Stated task:
Go through the lines below. Copy those with "Total".

A block of data:
☆ ☆ ☆ ☆ ☆ ☆ ☆

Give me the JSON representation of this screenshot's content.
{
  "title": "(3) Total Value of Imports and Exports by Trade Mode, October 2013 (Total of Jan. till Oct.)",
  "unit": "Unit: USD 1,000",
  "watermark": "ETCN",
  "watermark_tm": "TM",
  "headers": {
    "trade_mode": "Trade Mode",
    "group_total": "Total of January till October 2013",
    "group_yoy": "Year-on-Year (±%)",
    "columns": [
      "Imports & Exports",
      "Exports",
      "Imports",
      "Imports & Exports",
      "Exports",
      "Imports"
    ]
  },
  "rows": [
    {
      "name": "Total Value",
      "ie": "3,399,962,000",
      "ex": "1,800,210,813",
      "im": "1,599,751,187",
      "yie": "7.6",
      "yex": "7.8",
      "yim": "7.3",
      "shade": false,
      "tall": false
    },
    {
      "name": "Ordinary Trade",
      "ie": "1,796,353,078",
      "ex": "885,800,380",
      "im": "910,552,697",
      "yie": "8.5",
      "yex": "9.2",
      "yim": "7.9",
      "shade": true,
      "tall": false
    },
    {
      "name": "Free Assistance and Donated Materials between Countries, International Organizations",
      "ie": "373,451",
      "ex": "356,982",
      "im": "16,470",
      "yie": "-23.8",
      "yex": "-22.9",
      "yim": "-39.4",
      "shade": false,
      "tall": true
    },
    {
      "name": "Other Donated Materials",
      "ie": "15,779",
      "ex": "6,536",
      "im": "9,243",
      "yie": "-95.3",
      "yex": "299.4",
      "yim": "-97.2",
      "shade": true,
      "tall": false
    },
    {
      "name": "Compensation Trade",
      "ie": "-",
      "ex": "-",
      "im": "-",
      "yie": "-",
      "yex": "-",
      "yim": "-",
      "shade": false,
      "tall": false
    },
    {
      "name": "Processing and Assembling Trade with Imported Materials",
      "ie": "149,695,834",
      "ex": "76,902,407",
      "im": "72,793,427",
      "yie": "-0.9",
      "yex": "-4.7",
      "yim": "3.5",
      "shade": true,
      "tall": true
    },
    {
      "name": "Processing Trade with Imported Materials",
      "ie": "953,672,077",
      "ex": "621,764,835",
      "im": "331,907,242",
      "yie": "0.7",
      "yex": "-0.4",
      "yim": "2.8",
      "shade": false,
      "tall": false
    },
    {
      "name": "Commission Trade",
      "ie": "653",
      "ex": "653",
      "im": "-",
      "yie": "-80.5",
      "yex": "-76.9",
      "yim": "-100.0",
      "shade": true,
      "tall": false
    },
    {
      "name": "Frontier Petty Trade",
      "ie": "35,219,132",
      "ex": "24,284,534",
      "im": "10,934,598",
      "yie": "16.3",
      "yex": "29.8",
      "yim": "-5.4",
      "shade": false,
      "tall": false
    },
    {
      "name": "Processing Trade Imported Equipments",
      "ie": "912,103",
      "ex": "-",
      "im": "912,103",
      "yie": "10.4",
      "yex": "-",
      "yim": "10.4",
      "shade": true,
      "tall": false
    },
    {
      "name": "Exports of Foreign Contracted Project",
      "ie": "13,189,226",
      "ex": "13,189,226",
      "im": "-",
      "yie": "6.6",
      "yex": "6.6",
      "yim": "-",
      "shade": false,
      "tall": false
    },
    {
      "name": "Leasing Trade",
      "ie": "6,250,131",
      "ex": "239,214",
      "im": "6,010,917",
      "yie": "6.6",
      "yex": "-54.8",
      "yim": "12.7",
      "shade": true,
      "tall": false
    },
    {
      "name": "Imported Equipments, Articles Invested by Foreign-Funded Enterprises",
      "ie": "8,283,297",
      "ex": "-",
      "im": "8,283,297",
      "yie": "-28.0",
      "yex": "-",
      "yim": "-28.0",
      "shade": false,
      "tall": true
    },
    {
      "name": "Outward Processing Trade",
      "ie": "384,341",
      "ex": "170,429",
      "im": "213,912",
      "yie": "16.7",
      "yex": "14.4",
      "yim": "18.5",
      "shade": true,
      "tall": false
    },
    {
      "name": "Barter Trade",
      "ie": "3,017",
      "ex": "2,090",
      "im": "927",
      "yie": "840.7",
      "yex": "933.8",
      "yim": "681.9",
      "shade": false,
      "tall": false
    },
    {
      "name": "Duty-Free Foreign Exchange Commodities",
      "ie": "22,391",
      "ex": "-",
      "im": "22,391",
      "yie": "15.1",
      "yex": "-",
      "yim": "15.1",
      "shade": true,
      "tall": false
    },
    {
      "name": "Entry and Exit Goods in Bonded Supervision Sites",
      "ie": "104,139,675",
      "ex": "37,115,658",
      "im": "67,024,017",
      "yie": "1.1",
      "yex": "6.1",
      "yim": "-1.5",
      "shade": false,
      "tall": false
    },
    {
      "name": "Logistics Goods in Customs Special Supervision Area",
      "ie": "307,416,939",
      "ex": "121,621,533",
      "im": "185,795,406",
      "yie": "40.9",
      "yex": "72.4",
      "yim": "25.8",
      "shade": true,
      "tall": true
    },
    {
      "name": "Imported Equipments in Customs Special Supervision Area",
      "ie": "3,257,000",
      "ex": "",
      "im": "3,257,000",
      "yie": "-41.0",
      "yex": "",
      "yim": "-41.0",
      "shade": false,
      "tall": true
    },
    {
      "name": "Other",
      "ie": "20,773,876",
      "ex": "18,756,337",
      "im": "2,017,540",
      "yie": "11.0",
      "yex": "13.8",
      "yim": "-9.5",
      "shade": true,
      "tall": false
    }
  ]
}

☆ ☆ ☆ ☆ ☆ ☆ ☆

Reply to the task:
  "title": "(3) Total Value of Imports and Exports by Trade Mode, October 2013 (Total of Jan. till Oct.)",
    "group_total": "Total of January till October 2013",
      "name": "Total Value",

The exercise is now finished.